>> START INPUT MATERIAL

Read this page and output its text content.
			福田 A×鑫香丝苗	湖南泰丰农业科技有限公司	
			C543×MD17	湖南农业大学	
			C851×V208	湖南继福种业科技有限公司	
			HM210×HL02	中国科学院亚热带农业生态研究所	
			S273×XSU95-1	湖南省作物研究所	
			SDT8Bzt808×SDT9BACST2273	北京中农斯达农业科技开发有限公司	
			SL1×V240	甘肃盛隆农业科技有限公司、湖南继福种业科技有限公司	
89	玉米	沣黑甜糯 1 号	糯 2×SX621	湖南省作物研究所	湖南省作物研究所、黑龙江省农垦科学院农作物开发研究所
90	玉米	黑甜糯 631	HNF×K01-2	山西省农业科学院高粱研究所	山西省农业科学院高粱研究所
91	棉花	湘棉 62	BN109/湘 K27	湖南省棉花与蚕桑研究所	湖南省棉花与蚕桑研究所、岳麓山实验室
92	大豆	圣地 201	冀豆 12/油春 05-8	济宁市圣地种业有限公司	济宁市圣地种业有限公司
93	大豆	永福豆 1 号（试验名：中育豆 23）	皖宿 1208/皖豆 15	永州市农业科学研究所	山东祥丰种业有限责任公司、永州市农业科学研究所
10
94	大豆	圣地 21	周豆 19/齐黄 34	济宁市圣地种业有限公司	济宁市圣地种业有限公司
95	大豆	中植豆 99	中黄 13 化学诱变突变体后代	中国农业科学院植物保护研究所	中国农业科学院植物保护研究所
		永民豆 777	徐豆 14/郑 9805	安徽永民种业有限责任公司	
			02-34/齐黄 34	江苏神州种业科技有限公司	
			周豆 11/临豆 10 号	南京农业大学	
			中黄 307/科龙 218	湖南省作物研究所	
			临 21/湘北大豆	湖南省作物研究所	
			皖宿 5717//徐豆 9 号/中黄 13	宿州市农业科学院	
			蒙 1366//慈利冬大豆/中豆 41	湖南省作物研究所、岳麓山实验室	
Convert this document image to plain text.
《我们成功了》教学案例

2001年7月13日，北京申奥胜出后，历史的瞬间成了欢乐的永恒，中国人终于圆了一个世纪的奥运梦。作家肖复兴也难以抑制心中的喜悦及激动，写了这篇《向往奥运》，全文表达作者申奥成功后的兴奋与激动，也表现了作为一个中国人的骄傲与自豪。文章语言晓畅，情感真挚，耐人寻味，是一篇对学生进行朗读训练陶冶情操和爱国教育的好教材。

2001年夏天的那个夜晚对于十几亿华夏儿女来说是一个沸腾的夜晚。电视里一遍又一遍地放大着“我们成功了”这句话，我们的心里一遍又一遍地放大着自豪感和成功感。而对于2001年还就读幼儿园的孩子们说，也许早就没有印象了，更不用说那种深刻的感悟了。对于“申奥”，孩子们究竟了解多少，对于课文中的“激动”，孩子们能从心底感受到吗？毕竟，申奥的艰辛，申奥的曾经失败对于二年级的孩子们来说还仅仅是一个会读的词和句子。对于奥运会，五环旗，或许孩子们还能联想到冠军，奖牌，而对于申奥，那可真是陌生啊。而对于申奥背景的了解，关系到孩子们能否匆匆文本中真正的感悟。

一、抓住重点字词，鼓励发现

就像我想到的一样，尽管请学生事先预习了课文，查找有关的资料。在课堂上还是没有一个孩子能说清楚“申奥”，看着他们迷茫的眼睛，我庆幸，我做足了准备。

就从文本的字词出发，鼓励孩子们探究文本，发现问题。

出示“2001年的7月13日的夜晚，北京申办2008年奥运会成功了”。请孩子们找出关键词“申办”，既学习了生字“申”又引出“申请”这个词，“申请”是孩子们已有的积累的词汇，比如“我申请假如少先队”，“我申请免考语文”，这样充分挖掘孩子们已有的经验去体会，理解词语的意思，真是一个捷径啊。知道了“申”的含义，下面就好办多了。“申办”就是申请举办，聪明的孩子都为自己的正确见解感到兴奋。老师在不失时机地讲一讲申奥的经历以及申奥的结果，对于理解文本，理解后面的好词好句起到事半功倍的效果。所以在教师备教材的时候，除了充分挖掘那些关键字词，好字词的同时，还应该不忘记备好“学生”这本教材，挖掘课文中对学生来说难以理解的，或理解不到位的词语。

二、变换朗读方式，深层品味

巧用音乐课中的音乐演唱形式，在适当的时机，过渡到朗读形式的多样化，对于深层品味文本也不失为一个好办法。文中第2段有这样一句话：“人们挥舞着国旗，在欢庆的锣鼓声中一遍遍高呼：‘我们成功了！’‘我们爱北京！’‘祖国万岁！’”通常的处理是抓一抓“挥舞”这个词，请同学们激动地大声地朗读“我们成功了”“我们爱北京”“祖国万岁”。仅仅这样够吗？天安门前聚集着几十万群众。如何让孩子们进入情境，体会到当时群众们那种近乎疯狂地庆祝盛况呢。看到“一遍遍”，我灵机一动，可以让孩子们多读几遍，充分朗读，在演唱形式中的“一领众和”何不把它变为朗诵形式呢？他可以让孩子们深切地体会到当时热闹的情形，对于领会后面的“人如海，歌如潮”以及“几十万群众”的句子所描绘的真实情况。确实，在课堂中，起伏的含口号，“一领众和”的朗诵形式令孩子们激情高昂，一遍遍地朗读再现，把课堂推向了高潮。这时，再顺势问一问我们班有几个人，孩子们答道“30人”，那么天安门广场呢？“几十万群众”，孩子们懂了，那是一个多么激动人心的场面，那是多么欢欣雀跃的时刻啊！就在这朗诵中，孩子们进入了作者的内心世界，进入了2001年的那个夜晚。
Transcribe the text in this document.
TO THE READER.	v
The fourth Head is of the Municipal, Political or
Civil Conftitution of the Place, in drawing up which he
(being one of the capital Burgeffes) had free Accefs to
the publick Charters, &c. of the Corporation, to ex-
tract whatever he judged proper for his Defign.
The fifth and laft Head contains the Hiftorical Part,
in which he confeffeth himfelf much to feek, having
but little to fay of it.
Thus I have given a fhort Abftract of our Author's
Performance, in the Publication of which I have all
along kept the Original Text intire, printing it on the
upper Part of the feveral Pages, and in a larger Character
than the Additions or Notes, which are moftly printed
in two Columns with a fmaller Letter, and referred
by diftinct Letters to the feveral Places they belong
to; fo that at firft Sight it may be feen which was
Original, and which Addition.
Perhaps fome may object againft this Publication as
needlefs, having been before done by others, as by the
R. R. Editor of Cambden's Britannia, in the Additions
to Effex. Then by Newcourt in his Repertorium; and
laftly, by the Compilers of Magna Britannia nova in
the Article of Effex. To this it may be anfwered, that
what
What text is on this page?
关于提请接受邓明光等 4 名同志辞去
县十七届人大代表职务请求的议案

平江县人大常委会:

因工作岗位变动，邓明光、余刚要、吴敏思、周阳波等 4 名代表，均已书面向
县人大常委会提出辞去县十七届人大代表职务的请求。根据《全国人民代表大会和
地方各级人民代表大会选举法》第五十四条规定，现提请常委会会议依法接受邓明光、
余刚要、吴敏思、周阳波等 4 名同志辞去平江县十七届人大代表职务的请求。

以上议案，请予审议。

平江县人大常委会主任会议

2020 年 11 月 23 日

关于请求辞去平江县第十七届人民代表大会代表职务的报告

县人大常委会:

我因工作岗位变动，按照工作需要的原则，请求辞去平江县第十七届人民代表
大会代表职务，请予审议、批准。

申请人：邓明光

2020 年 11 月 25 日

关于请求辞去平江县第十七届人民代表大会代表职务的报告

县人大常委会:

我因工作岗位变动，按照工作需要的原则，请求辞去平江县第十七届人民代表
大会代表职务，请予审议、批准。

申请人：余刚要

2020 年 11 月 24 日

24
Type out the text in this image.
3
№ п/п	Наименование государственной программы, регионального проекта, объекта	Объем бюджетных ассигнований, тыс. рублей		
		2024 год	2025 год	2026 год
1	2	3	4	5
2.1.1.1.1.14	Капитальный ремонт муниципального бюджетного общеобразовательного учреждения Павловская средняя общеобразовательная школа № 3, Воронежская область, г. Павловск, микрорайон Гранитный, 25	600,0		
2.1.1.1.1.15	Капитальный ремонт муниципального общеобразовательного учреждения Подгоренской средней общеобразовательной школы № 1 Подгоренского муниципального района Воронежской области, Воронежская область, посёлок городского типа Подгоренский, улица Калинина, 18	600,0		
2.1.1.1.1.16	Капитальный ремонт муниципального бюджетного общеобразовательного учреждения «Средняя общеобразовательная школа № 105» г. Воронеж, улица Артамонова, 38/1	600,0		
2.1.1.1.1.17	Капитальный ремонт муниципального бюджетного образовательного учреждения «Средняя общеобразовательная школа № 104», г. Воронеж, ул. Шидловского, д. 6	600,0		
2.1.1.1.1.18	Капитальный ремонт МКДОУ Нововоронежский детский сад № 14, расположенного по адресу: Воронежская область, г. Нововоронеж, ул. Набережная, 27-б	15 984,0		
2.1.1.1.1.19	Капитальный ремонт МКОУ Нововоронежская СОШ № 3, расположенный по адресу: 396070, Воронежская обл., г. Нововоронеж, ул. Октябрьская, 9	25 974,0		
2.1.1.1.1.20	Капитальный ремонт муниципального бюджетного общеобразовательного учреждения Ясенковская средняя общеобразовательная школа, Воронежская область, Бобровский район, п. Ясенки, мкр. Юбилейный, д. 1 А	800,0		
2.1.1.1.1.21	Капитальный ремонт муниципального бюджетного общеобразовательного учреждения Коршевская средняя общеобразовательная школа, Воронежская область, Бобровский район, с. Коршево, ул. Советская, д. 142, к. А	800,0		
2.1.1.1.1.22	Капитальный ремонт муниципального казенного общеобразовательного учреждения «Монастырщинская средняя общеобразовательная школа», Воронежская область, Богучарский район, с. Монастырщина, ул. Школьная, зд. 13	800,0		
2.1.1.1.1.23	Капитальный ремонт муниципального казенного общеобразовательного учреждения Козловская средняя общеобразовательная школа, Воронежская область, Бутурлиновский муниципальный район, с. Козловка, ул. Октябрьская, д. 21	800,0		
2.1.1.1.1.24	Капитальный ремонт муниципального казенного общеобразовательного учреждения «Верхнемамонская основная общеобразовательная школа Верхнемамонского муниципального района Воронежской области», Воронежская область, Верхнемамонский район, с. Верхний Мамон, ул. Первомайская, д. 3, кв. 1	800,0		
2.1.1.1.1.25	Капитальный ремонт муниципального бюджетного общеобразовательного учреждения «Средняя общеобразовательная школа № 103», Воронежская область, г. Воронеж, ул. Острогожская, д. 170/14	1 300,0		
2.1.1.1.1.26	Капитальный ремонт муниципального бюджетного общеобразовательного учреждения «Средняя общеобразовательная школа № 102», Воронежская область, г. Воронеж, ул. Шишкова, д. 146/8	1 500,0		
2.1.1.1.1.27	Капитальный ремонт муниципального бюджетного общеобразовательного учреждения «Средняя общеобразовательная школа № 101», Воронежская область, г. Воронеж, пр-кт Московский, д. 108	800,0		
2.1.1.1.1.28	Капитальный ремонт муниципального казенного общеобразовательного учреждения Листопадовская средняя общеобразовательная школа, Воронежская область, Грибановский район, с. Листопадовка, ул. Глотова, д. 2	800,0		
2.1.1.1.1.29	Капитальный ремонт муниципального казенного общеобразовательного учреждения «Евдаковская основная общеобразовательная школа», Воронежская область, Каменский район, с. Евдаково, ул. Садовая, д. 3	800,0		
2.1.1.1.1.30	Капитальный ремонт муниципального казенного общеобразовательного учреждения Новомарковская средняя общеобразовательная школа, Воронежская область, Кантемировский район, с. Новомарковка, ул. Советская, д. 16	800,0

>> END INPUT MATERIAL

INSTRUCTIONS TO FOLLOW: Search the data above for the string "Original" and return every line that has it.

TASK ANSWER:
along kept the Original Text intire, printing it on the
Original, and which Addition.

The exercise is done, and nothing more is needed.